_Your instructions_:
Your task is to copy the listing exactly. Drop any pictures from the copy.

_Data_:

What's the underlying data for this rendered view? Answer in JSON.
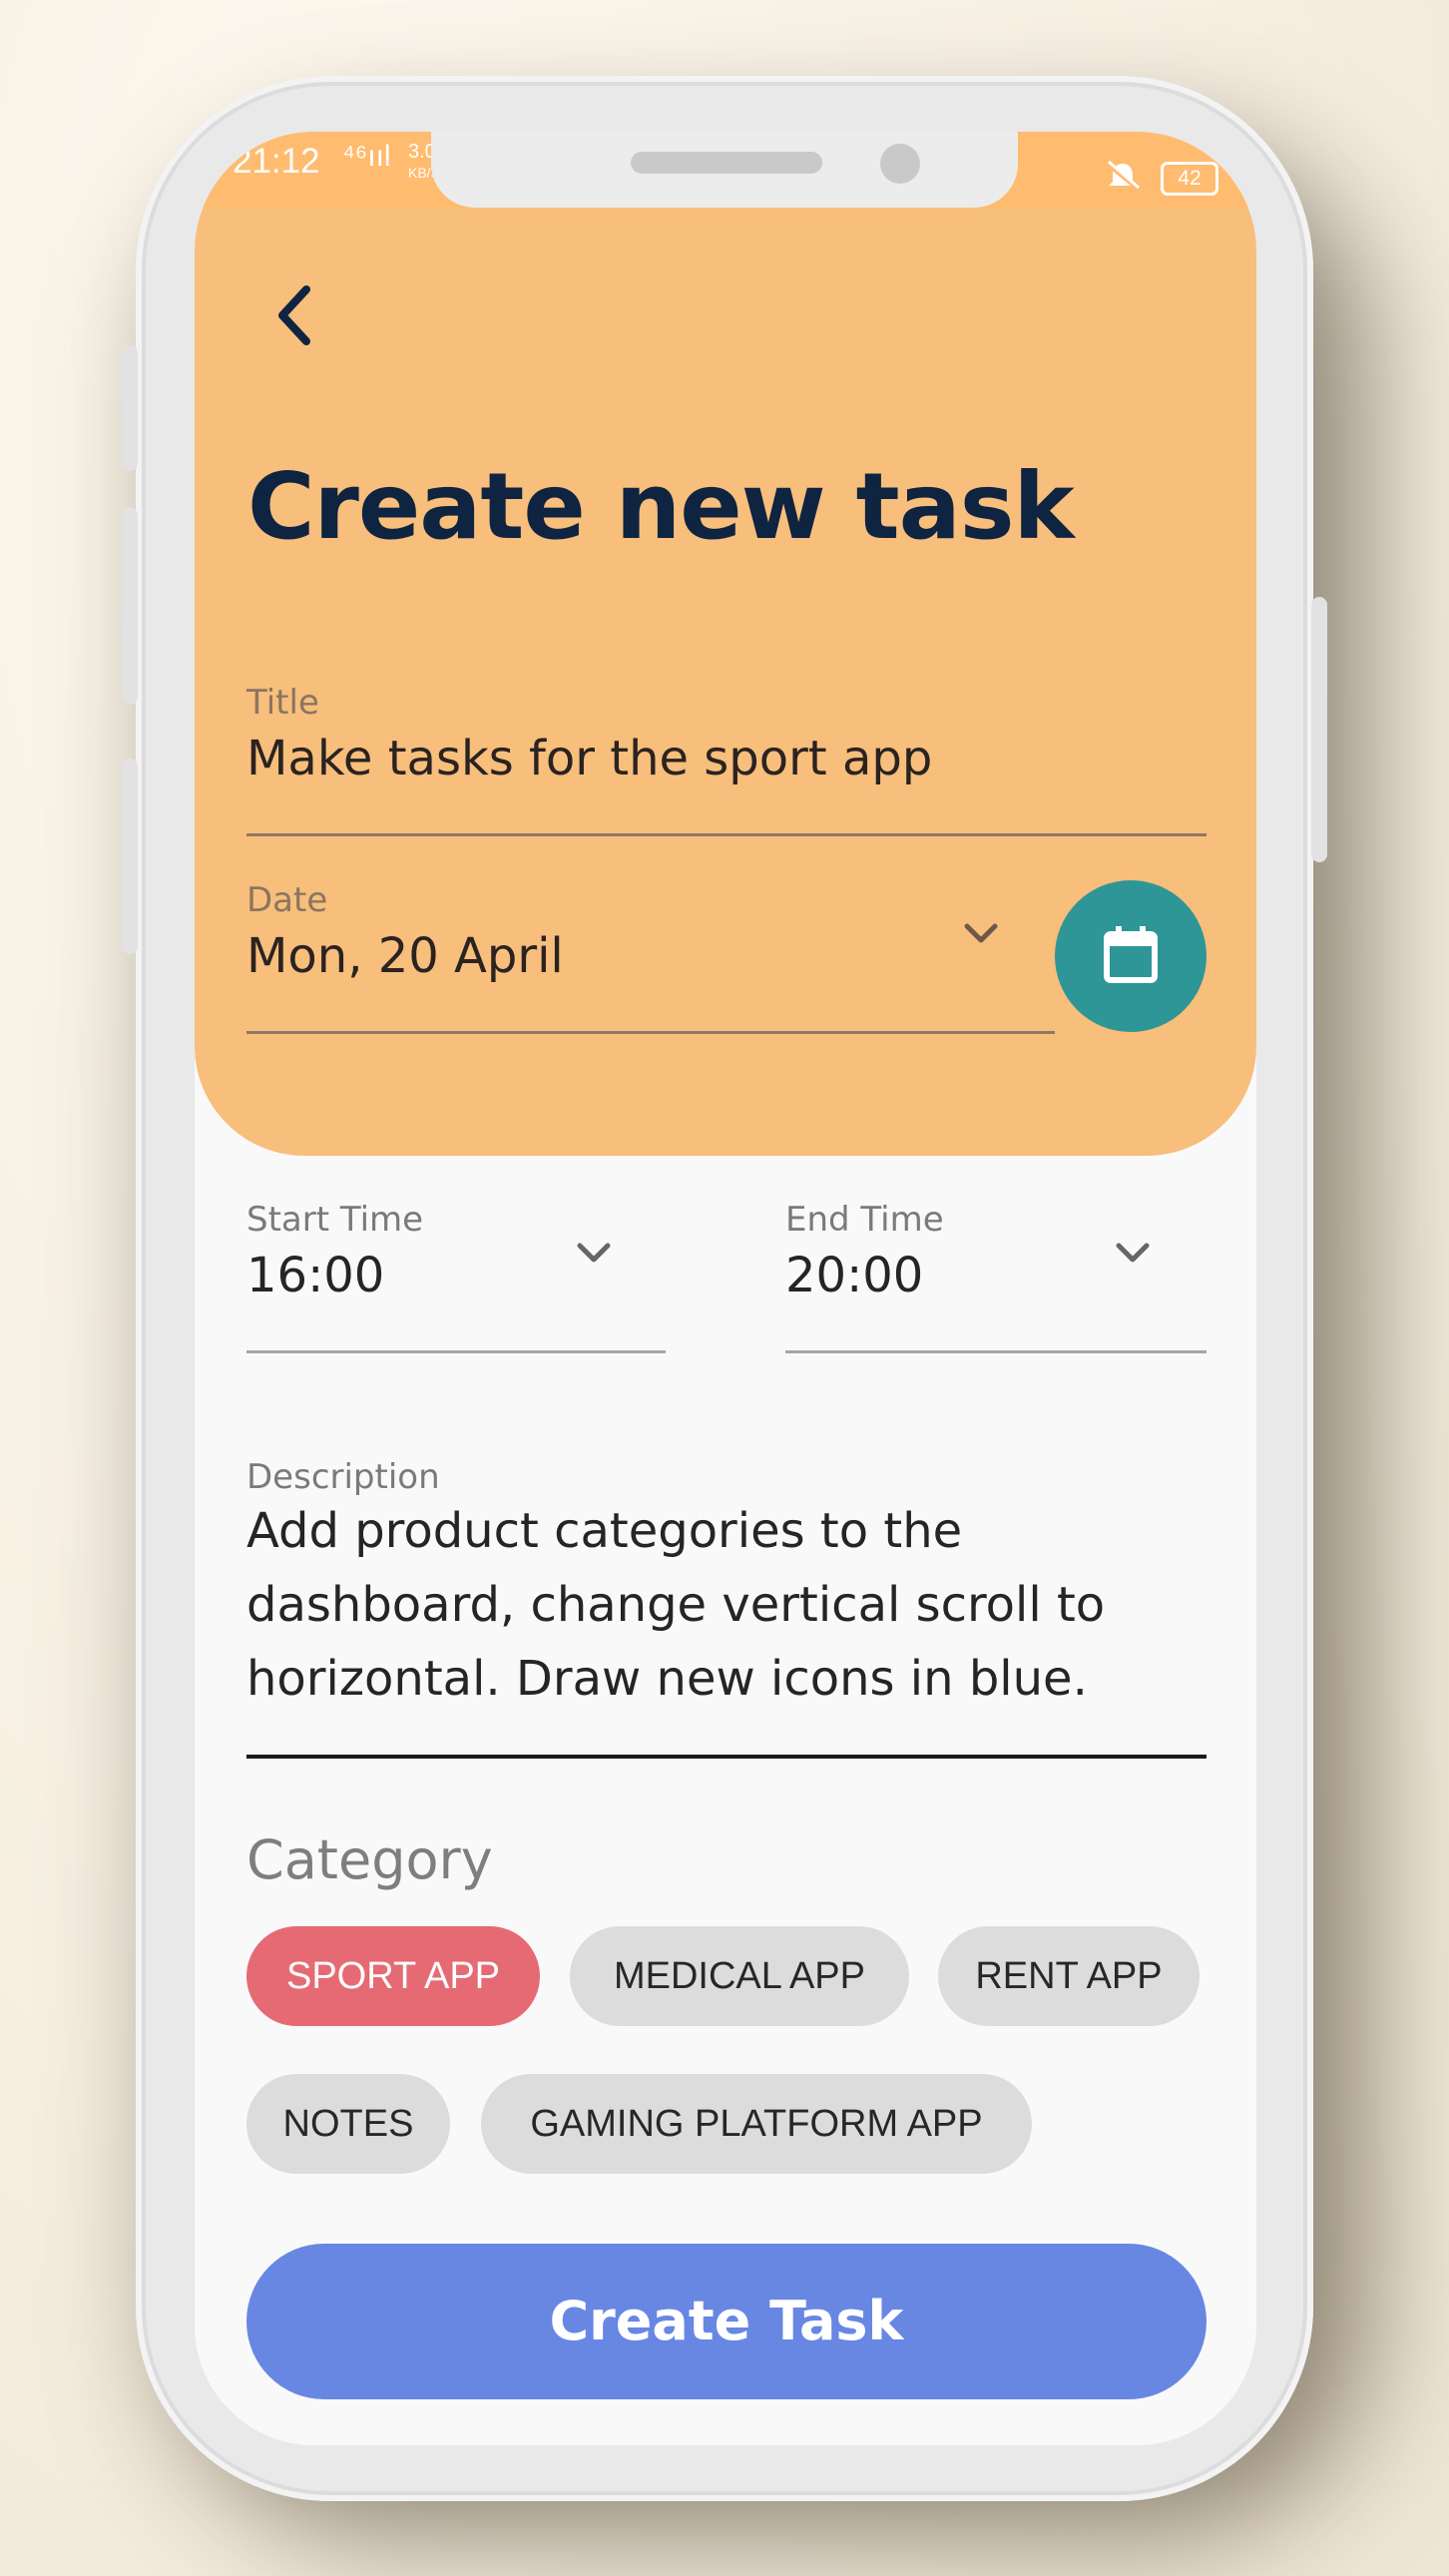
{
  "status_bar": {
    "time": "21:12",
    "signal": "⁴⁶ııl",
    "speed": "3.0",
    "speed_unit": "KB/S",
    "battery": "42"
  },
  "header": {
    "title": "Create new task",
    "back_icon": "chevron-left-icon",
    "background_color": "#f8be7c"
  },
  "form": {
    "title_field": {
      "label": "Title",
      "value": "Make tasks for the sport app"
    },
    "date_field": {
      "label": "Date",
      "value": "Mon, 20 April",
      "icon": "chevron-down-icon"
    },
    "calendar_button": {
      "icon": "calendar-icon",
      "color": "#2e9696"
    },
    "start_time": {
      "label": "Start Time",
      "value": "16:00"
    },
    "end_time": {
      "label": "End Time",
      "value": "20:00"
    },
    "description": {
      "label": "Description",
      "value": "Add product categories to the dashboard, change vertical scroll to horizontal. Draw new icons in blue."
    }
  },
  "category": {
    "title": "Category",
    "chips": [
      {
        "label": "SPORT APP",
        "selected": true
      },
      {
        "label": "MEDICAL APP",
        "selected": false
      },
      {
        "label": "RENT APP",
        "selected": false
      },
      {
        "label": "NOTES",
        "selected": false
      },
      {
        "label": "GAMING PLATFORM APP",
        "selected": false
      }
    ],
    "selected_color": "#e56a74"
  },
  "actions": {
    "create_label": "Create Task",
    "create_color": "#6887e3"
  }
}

_Result of this exercise_:
What's the underlying data for this rendered view? Answer in JSON.
{
  "status_bar": {
    "time": "21:12",
    "signal": "⁴⁶ııl",
    "speed": "3.0",
    "speed_unit": "KB/S",
    "battery": "42"
  },
  "header": {
    "title": "Create new task",
    "back_icon": "chevron-left-icon",
    "background_color": "#f8be7c"
  },
  "form": {
    "title_field": {
      "label": "Title",
      "value": "Make tasks for the sport app"
    },
    "date_field": {
      "label": "Date",
      "value": "Mon, 20 April",
      "icon": "chevron-down-icon"
    },
    "calendar_button": {
      "icon": "calendar-icon",
      "color": "#2e9696"
    },
    "start_time": {
      "label": "Start Time",
      "value": "16:00"
    },
    "end_time": {
      "label": "End Time",
      "value": "20:00"
    },
    "description": {
      "label": "Description",
      "value": "Add product categories to the dashboard, change vertical scroll to horizontal. Draw new icons in blue."
    }
  },
  "category": {
    "title": "Category",
    "chips": [
      {
        "label": "SPORT APP",
        "selected": true
      },
      {
        "label": "MEDICAL APP",
        "selected": false
      },
      {
        "label": "RENT APP",
        "selected": false
      },
      {
        "label": "NOTES",
        "selected": false
      },
      {
        "label": "GAMING PLATFORM APP",
        "selected": false
      }
    ],
    "selected_color": "#e56a74"
  },
  "actions": {
    "create_label": "Create Task",
    "create_color": "#6887e3"
  }
}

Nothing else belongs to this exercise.